RECORDS FOR THIS EXERCISE
## start
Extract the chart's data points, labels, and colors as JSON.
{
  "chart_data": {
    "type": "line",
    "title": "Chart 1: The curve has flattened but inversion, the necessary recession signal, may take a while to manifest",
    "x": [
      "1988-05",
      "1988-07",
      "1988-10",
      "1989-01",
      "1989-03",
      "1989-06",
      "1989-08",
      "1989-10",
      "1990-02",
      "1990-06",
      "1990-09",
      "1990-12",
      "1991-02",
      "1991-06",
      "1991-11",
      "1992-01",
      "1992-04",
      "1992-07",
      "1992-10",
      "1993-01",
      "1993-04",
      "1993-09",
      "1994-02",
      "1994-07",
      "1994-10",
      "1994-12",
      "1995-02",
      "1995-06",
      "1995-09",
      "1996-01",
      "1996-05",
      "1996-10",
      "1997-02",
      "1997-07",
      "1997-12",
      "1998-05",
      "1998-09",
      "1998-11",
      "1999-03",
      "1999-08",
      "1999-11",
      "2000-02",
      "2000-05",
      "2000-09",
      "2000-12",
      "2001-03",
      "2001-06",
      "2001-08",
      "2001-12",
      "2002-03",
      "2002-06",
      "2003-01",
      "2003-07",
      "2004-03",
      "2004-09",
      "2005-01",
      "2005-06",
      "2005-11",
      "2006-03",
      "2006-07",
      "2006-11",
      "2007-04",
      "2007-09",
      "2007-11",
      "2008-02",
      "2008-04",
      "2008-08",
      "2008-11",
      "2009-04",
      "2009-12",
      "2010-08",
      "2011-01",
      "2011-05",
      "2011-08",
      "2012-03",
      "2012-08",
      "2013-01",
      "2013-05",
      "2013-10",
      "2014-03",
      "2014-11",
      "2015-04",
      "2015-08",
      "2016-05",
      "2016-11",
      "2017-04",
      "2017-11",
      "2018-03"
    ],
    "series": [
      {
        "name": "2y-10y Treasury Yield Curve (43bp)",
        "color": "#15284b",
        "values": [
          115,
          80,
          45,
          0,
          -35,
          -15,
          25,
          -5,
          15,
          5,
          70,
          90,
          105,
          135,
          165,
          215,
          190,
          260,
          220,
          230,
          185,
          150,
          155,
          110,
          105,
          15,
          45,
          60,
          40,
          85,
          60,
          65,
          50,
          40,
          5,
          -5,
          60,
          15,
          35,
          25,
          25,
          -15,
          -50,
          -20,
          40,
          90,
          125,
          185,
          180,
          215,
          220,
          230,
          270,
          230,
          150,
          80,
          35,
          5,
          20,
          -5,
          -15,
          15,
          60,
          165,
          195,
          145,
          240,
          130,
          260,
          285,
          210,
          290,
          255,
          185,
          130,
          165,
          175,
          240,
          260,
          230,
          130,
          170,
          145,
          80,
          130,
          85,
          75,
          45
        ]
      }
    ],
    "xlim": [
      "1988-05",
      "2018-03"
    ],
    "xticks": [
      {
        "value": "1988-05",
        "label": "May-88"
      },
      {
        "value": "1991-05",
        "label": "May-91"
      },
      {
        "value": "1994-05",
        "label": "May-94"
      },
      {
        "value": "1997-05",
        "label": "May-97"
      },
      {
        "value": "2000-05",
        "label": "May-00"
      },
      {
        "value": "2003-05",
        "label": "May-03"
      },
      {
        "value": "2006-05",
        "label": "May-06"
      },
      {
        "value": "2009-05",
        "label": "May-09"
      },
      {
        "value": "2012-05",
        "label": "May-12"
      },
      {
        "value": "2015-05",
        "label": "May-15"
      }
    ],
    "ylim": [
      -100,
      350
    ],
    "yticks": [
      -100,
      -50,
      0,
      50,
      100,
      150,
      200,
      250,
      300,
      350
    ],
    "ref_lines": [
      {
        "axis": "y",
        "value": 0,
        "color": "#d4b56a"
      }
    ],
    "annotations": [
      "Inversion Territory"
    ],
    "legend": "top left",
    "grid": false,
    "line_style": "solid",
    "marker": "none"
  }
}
## end
CHALLENGE
The entries above must be returned in full, exactly as shown.

EXERCISE SOLUTION
Extract the chart's data points, labels, and colors as JSON.
{
  "chart_data": {
    "type": "line",
    "title": "Chart 1: The curve has flattened but inversion, the necessary recession signal, may take a while to manifest",
    "x": [
      "1988-05",
      "1988-07",
      "1988-10",
      "1989-01",
      "1989-03",
      "1989-06",
      "1989-08",
      "1989-10",
      "1990-02",
      "1990-06",
      "1990-09",
      "1990-12",
      "1991-02",
      "1991-06",
      "1991-11",
      "1992-01",
      "1992-04",
      "1992-07",
      "1992-10",
      "1993-01",
      "1993-04",
      "1993-09",
      "1994-02",
      "1994-07",
      "1994-10",
      "1994-12",
      "1995-02",
      "1995-06",
      "1995-09",
      "1996-01",
      "1996-05",
      "1996-10",
      "1997-02",
      "1997-07",
      "1997-12",
      "1998-05",
      "1998-09",
      "1998-11",
      "1999-03",
      "1999-08",
      "1999-11",
      "2000-02",
      "2000-05",
      "2000-09",
      "2000-12",
      "2001-03",
      "2001-06",
      "2001-08",
      "2001-12",
      "2002-03",
      "2002-06",
      "2003-01",
      "2003-07",
      "2004-03",
      "2004-09",
      "2005-01",
      "2005-06",
      "2005-11",
      "2006-03",
      "2006-07",
      "2006-11",
      "2007-04",
      "2007-09",
      "2007-11",
      "2008-02",
      "2008-04",
      "2008-08",
      "2008-11",
      "2009-04",
      "2009-12",
      "2010-08",
      "2011-01",
      "2011-05",
      "2011-08",
      "2012-03",
      "2012-08",
      "2013-01",
      "2013-05",
      "2013-10",
      "2014-03",
      "2014-11",
      "2015-04",
      "2015-08",
      "2016-05",
      "2016-11",
      "2017-04",
      "2017-11",
      "2018-03"
    ],
    "series": [
      {
        "name": "2y-10y Treasury Yield Curve (43bp)",
        "color": "#15284b",
        "values": [
          115,
          80,
          45,
          0,
          -35,
          -15,
          25,
          -5,
          15,
          5,
          70,
          90,
          105,
          135,
          165,
          215,
          190,
          260,
          220,
          230,
          185,
          150,
          155,
          110,
          105,
          15,
          45,
          60,
          40,
          85,
          60,
          65,
          50,
          40,
          5,
          -5,
          60,
          15,
          35,
          25,
          25,
          -15,
          -50,
          -20,
          40,
          90,
          125,
          185,
          180,
          215,
          220,
          230,
          270,
          230,
          150,
          80,
          35,
          5,
          20,
          -5,
          -15,
          15,
          60,
          165,
          195,
          145,
          240,
          130,
          260,
          285,
          210,
          290,
          255,
          185,
          130,
          165,
          175,
          240,
          260,
          230,
          130,
          170,
          145,
          80,
          130,
          85,
          75,
          45
        ]
      }
    ],
    "xlim": [
      "1988-05",
      "2018-03"
    ],
    "xticks": [
      {
        "value": "1988-05",
        "label": "May-88"
      },
      {
        "value": "1991-05",
        "label": "May-91"
      },
      {
        "value": "1994-05",
        "label": "May-94"
      },
      {
        "value": "1997-05",
        "label": "May-97"
      },
      {
        "value": "2000-05",
        "label": "May-00"
      },
      {
        "value": "2003-05",
        "label": "May-03"
      },
      {
        "value": "2006-05",
        "label": "May-06"
      },
      {
        "value": "2009-05",
        "label": "May-09"
      },
      {
        "value": "2012-05",
        "label": "May-12"
      },
      {
        "value": "2015-05",
        "label": "May-15"
      }
    ],
    "ylim": [
      -100,
      350
    ],
    "yticks": [
      -100,
      -50,
      0,
      50,
      100,
      150,
      200,
      250,
      300,
      350
    ],
    "ref_lines": [
      {
        "axis": "y",
        "value": 0,
        "color": "#d4b56a"
      }
    ],
    "annotations": [
      "Inversion Territory"
    ],
    "legend": "top left",
    "grid": false,
    "line_style": "solid",
    "marker": "none"
  }
}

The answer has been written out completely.